* What this task involves
From the excerpt on North Korea, pull out the passage from "keunuidaekyeolsade" to "deals with Pyongyang." word for word.

* Extract provided
···
Read Under the Loving Care of the Fatherly Leader: North Korea and the Kim Dynasty Online
Authors: Bradley K. Martin
Tags: #History, #Asia, #Korea
We talked about my observations regarding fanaticism as a quality that had seemed to be at its peak when I first visited Pyongyang in 1979. Ko agreed, saying things were changing. “The younger generations of the late 1970s and today are totally different,” he said. “I was one of the fanatics until 1987. Up until about 1985, most people were that way But toward the end of the ’80s people started having doubts about the socialist ideal, and about whether we could really beat South Korea in war. The difference is that the new younger generation are doubters, not fanatics. That earlier younger generation of the late ’70s—those people have now become family men, mainly interested in stability.” Ko said people tended to develop doubts between the ages of twenty-two and twenty-nine.
The challenge for people who harbored doubts was to keep their lips zipped. Regarding Kim Jong-il, “the only thing they can talk about is the fact he is the son of Kim Il-sung,” Ko said. “They don’t dare discuss whom he married, who his half-brother is, the fact that he’s short—any of these could send them to prison. There is twice as much repression as when Kim Il-sung was in power. After the late ’70s it got so bad that if you went to a store, asked for toothpaste, were told there wasn’t any and complained, asking, ‘What kind of a store is this?’ you could be sent to prison as a political dissident. While I was in university there were about 1,000 students. Each year about ten students disappeared for such transgressions—even for saying there was bad blood between Kim Jong-il and Kim Pyong-il,” his younger stepbrother.
I asked Ko how, if people could not talk freely, he had learned how people viewed Kim Jong-il. “Inside North Korea you can’t hear that kind of complaint,” the ex-diplomat told me. “But when people visit an overseas embassy and have a drink, they say things like ‘Kim Jong-il should maybe spend more time on the scientific and technical side’—something very indirect, so that if there were any repercussions they could hope to get away with it. Another indirect conversation you could hear among high officials relates to China’s reforms. They would say, ‘China is doing very well nowadays.’ They don’t directly say that North Korea should be like China.”
***
Another North Korean who experienced a moment of truth while abroad was Kim Ji-il, “who studied physics in Kharkov, Ukraine (then part of the Soviet Union), from 1984. (In chapter 15, we met Kim as an elementary school class president who in criticism sessions stumbled on the pronunciation of that mouthful of a Korean word for “advance-guard stormtrooper,”
keunuidaekyeolsade
.) He defected to Seoul in 1990.
11
A handsome fellow with heavy eyebrows, Kim—like only one other male defector to South Korea among the dozens I spoke with—did not wear a gold watch. His timepiece was a black, plastic, digital sports model. “My wife tells me I should wear a formal watch, like other businessmen, but I like casual,” he explained when I commented on that nonconformist fashion touch. As for being a businessman, he was working at Sunkyong Corporation in the foreign trade department, developing exchange projects with other countries. He told me he hoped to get involved in trade with North Korea eventually, but wasn’t yet pursuing any deals with Pyongyang.
···
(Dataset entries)
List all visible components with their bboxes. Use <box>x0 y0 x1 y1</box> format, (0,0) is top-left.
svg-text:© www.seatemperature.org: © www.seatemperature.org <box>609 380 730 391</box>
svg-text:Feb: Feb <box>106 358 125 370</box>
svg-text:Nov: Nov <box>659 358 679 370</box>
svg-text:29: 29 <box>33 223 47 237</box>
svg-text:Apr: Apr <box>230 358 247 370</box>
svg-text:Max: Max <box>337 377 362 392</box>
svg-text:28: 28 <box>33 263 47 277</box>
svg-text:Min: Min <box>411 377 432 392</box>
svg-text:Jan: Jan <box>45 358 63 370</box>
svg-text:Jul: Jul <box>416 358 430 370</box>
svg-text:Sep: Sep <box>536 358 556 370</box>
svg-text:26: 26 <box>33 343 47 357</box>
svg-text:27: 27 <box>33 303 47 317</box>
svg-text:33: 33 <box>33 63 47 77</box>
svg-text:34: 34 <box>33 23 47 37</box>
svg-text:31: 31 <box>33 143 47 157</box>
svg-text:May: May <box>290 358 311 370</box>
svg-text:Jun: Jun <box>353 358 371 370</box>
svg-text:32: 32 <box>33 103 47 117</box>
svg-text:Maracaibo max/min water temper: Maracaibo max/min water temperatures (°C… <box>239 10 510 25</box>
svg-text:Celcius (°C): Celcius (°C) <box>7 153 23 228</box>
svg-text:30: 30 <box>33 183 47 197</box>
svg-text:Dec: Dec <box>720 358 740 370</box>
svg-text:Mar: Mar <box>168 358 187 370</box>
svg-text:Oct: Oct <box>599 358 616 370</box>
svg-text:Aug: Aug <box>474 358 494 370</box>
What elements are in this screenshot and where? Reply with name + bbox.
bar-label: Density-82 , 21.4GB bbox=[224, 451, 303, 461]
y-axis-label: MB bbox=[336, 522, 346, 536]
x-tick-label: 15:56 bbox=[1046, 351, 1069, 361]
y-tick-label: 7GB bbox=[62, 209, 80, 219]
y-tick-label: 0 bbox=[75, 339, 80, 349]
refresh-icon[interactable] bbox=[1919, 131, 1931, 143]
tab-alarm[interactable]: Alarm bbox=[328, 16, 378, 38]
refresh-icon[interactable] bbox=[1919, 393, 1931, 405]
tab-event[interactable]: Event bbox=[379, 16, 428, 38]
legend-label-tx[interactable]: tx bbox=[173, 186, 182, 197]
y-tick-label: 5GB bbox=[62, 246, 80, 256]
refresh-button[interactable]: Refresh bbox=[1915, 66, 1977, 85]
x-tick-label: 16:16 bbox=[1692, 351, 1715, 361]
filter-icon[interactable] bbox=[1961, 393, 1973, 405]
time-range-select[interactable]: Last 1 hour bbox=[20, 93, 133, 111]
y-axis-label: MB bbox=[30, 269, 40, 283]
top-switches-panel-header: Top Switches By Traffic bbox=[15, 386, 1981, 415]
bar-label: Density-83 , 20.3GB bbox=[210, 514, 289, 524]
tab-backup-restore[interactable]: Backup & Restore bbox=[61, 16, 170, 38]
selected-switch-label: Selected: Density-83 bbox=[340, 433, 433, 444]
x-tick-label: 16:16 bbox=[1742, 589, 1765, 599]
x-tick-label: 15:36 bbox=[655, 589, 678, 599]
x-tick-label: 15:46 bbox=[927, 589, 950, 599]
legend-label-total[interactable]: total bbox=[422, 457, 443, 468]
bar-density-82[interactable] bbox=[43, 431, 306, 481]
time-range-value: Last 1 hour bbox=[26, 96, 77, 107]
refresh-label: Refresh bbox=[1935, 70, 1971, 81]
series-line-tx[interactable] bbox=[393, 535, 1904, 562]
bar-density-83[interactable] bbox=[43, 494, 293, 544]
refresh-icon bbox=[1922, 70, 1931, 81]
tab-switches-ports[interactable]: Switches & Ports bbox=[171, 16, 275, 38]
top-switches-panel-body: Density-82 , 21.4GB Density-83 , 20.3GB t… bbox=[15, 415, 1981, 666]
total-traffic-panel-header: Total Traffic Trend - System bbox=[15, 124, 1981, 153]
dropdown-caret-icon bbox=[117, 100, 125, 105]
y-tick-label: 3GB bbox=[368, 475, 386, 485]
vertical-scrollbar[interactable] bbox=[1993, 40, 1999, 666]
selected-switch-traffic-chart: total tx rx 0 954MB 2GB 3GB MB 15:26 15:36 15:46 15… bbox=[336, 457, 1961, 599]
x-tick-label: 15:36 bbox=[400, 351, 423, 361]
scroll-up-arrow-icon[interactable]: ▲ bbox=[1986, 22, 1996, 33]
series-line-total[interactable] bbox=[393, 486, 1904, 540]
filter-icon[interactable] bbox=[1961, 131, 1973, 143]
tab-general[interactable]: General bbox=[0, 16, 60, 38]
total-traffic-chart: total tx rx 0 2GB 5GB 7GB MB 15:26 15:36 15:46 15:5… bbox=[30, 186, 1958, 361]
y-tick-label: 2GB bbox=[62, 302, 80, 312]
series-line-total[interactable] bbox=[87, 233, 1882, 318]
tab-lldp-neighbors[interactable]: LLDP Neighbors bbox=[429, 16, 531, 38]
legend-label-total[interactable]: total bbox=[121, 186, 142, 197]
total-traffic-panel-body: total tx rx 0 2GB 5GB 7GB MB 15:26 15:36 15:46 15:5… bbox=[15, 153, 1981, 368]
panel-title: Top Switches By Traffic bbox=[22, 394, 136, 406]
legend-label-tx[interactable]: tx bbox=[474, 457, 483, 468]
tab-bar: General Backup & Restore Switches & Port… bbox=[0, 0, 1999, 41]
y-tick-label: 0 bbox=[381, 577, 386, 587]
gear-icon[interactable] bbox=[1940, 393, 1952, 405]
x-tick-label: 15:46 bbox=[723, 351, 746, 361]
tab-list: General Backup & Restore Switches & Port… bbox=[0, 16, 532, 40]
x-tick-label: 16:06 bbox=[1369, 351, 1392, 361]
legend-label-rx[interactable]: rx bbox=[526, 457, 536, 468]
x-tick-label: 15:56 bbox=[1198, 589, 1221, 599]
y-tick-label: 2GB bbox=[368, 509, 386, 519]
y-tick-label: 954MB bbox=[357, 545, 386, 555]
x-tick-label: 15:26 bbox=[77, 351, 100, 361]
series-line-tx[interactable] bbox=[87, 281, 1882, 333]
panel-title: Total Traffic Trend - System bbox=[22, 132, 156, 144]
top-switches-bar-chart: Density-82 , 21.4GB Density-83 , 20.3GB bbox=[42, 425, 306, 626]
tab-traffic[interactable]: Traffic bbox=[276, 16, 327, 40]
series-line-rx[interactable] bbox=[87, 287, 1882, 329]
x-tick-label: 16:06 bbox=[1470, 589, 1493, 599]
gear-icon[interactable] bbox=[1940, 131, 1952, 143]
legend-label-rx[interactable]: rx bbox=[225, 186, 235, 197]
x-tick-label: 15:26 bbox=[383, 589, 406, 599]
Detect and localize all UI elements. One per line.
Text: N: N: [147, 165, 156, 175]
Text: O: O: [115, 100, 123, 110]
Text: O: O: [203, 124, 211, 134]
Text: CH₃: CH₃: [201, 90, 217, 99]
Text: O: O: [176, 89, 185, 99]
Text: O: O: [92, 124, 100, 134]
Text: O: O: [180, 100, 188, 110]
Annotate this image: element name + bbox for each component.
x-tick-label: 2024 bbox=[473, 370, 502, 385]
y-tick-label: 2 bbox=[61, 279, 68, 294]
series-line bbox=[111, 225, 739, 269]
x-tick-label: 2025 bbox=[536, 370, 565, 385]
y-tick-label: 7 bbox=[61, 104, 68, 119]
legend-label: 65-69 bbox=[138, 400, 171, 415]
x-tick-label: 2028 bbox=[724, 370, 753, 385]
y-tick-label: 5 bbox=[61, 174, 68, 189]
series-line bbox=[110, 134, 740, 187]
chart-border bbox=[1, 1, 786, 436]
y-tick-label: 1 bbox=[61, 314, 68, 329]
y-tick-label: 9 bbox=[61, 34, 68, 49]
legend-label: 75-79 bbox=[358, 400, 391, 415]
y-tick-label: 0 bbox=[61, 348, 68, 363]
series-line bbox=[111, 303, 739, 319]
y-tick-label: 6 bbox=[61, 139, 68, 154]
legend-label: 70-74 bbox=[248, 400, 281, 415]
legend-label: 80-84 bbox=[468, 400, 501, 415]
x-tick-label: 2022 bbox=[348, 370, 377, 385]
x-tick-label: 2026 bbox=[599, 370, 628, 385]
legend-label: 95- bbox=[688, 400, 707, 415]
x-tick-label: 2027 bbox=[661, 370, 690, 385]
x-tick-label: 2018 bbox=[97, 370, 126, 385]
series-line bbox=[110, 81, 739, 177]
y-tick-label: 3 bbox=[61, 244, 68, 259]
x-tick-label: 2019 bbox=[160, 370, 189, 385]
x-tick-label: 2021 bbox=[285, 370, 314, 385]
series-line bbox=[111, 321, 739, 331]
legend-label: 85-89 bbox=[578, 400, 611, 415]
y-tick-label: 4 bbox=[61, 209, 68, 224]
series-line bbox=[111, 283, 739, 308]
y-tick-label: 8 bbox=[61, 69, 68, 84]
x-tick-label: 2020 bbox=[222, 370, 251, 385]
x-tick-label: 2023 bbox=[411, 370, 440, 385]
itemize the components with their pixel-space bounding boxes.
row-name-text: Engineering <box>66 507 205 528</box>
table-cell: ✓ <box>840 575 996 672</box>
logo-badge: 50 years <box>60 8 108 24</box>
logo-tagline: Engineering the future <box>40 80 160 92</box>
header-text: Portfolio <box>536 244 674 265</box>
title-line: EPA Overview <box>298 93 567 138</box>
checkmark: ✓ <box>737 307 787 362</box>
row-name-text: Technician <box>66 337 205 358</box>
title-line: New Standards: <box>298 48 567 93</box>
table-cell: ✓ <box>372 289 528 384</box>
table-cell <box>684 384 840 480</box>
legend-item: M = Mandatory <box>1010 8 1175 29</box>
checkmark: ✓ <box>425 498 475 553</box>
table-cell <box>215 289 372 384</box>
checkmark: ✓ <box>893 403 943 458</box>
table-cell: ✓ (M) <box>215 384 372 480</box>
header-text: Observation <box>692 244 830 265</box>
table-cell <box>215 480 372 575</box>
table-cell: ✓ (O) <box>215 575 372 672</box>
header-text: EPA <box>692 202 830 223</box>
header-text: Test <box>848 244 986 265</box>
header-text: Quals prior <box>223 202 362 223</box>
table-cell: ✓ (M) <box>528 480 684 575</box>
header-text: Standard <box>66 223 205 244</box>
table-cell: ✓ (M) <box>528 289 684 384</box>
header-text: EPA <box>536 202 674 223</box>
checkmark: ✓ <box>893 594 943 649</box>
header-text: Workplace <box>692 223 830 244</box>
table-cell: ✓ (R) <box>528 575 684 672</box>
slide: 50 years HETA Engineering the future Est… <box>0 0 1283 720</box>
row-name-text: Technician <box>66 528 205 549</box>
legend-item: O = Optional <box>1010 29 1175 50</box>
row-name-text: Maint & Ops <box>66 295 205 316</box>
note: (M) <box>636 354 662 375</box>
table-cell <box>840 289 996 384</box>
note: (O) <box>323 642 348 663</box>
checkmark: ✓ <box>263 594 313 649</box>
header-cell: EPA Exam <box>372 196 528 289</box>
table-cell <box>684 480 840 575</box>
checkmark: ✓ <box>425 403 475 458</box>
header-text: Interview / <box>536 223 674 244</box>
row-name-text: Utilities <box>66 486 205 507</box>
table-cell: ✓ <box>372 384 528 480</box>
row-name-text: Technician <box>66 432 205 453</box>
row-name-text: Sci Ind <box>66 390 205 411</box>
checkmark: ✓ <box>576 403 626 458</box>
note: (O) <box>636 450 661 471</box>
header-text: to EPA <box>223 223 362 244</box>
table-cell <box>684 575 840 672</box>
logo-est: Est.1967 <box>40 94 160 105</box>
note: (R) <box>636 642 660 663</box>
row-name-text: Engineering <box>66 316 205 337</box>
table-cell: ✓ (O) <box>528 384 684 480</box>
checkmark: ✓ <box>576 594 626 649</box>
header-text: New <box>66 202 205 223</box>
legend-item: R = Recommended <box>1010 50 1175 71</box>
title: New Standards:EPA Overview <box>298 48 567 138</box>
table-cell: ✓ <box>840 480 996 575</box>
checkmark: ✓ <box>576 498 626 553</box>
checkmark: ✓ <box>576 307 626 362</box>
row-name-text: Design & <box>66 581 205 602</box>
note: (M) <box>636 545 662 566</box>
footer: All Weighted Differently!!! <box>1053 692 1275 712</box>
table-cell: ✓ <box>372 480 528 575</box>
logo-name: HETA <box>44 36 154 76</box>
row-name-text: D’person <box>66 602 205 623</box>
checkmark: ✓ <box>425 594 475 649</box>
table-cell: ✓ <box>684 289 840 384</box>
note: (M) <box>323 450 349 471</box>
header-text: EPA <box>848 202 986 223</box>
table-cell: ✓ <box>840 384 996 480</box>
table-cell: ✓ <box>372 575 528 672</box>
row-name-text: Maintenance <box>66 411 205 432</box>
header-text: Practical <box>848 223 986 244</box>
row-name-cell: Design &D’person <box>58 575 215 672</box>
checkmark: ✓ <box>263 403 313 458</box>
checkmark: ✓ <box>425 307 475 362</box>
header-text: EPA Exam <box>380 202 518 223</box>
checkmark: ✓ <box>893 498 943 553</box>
···
* In response
keunuidaekyeolsade
.) He defected to Seoul in 1990.
11
A handsome fellow with heavy eyebrows, Kim—like only one other male defector to South Korea among the dozens I spoke with—did not wear a gold watch. His timepiece was a black, plastic, digital sports model. “My wife tells me I should wear a formal watch, like other businessmen, but I like casual,” he explained when I commented on that nonconformist fashion touch. As for being a businessman, he was working at Sunkyong Corporation in the foreign trade department, developing exchange projects with other countries. He told me he hoped to get involved in trade with North Korea eventually, but wasn’t yet pursuing any deals with Pyongyang.